Stored records:
[Start]
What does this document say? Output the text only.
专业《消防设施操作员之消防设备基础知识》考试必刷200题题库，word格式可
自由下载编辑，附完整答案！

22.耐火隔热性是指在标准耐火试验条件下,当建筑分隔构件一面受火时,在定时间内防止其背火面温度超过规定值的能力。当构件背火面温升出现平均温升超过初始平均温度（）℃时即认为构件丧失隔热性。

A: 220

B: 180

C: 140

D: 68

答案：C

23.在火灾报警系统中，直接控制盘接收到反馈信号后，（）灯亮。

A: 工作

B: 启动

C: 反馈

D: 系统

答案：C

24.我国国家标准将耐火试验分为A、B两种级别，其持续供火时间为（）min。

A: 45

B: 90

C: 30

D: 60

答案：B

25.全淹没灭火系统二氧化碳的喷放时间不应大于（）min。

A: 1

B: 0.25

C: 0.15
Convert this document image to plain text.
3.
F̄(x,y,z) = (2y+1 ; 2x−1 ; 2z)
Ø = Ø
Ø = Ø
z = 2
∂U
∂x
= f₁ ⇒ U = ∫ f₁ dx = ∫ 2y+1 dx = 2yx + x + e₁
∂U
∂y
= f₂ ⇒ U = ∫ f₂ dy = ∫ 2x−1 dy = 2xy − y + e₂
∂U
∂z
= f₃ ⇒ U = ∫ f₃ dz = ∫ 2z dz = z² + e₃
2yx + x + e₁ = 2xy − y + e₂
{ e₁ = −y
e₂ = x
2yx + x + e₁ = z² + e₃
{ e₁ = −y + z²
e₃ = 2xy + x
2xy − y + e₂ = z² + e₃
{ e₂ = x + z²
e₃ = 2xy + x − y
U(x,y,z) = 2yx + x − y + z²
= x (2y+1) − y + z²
[End]
Work to complete → Write out all the entries exactly.

Worked answer →
What does this document say? Output the text only.
专业《消防设施操作员之消防设备基础知识》考试必刷200题题库，word格式可
自由下载编辑，附完整答案！

22.耐火隔热性是指在标准耐火试验条件下,当建筑分隔构件一面受火时,在定时间内防止其背火面温度超过规定值的能力。当构件背火面温升出现平均温升超过初始平均温度（）℃时即认为构件丧失隔热性。

A: 220

B: 180

C: 140

D: 68

答案：C

23.在火灾报警系统中，直接控制盘接收到反馈信号后，（）灯亮。

A: 工作

B: 启动

C: 反馈

D: 系统

答案：C

24.我国国家标准将耐火试验分为A、B两种级别，其持续供火时间为（）min。

A: 45

B: 90

C: 30

D: 60

答案：B

25.全淹没灭火系统二氧化碳的喷放时间不应大于（）min。

A: 1

B: 0.25

C: 0.15
Convert this document image to plain text.
3.
F̄(x,y,z) = (2y+1 ; 2x−1 ; 2z)
Ø = Ø
Ø = Ø
z = 2
∂U
∂x
= f₁ ⇒ U = ∫ f₁ dx = ∫ 2y+1 dx = 2yx + x + e₁
∂U
∂y
= f₂ ⇒ U = ∫ f₂ dy = ∫ 2x−1 dy = 2xy − y + e₂
∂U
∂z
= f₃ ⇒ U = ∫ f₃ dz = ∫ 2z dz = z² + e₃
2yx + x + e₁ = 2xy − y + e₂
{ e₁ = −y
e₂ = x
2yx + x + e₁ = z² + e₃
{ e₁ = −y + z²
e₃ = 2xy + x
2xy − y + e₂ = z² + e₃
{ e₂ = x + z²
e₃ = 2xy + x − y
U(x,y,z) = 2yx + x − y + z²
= x (2y+1) − y + z²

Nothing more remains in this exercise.